TASK PROMPT:
Which lines in the listing below contain the string "网络连接详细信息"? Report every one of them in full, treating case as significant.

+ + + + +

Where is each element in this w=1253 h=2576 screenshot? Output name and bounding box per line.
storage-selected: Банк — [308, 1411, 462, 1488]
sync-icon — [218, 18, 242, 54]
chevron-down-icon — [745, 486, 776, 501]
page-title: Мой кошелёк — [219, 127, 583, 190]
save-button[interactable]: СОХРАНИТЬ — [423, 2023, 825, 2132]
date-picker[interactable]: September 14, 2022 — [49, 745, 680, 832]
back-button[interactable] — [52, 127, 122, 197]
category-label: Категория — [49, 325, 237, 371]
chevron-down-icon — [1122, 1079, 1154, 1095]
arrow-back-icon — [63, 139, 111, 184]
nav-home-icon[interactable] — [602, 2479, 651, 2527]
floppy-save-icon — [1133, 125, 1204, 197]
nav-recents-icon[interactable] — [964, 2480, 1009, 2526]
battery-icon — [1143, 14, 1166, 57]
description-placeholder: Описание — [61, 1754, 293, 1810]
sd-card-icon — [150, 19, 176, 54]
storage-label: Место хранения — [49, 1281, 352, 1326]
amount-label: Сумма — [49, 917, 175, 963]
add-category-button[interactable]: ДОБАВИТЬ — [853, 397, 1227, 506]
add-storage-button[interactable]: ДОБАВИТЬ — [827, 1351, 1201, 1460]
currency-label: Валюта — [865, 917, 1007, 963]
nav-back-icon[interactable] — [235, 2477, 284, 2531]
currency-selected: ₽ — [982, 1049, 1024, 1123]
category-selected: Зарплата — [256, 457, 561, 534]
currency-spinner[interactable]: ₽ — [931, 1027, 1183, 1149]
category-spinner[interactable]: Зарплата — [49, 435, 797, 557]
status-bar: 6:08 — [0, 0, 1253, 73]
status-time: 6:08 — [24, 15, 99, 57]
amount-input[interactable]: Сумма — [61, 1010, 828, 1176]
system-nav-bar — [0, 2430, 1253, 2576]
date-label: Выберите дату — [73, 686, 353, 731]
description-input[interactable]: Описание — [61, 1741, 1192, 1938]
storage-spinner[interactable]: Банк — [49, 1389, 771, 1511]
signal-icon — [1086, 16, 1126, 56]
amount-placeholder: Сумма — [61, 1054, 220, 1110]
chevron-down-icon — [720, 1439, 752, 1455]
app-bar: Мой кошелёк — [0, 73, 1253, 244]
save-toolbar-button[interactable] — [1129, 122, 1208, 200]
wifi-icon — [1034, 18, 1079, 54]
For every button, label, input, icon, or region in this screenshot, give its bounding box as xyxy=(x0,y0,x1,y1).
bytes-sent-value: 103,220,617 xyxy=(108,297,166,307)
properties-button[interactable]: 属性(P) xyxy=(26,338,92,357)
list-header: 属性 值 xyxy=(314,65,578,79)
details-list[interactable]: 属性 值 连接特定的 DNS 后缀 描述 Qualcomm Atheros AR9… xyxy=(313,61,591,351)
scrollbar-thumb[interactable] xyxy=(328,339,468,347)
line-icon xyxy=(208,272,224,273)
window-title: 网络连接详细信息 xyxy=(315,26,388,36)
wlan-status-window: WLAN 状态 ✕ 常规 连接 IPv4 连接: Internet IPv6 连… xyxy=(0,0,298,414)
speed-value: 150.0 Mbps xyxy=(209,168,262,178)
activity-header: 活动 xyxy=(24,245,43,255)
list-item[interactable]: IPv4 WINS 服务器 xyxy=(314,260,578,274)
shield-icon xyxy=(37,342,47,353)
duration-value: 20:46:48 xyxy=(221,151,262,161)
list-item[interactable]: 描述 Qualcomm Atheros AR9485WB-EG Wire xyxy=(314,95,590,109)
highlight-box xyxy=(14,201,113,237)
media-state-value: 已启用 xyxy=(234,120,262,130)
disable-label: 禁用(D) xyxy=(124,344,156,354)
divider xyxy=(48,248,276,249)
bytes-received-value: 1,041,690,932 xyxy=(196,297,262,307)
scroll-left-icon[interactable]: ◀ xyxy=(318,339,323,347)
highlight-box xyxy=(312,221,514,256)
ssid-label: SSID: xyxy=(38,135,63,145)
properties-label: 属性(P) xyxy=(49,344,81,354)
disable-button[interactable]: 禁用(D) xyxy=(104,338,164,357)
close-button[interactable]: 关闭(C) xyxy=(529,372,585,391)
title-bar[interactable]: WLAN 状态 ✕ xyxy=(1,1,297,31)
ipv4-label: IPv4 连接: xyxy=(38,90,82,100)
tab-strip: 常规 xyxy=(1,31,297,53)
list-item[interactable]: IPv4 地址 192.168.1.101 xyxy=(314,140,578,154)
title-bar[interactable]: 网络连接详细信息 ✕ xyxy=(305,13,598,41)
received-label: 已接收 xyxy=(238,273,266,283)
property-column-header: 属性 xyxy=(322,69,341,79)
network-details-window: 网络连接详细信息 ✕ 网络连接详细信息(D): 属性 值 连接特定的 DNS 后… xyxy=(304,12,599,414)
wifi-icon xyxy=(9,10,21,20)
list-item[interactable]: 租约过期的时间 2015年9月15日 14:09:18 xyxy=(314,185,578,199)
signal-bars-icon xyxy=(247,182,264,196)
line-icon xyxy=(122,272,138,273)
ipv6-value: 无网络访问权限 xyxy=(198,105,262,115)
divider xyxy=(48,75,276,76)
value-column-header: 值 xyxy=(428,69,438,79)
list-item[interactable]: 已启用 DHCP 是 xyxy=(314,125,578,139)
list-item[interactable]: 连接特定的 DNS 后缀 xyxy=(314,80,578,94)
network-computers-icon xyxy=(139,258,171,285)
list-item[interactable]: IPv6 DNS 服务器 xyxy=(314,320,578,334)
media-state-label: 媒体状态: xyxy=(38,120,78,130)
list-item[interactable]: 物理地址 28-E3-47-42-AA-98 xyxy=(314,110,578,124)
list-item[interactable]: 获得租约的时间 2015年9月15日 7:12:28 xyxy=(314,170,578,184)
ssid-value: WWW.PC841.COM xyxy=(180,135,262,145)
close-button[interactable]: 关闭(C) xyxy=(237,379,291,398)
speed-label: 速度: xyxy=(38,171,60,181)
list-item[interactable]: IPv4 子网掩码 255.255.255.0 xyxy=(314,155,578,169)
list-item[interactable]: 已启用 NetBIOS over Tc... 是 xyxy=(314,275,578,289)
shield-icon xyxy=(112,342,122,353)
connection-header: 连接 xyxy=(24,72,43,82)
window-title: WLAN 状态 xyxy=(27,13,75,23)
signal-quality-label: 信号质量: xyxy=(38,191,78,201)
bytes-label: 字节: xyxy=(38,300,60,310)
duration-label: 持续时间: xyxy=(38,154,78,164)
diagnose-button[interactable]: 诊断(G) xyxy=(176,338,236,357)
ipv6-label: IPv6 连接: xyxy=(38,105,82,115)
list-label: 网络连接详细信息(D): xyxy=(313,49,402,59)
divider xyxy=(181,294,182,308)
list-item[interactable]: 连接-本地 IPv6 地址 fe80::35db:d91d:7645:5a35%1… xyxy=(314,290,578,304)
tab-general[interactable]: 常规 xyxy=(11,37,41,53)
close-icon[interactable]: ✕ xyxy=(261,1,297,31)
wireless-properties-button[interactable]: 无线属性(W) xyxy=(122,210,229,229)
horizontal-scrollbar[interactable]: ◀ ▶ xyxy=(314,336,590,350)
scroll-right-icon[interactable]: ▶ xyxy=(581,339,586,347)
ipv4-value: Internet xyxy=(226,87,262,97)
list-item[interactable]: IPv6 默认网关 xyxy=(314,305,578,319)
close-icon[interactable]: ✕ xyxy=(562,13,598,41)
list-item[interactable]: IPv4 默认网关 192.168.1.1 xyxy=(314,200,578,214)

+ + + + +

TASK RESULT:
window-title: 网络连接详细信息 xyxy=(315,26,388,36)
title-bar[interactable]: 网络连接详细信息 ✕ xyxy=(305,13,598,41)
network-details-window: 网络连接详细信息 ✕ 网络连接详细信息(D): 属性 值 连接特定的 DNS 后… xyxy=(304,12,599,414)
list-label: 网络连接详细信息(D): xyxy=(313,49,402,59)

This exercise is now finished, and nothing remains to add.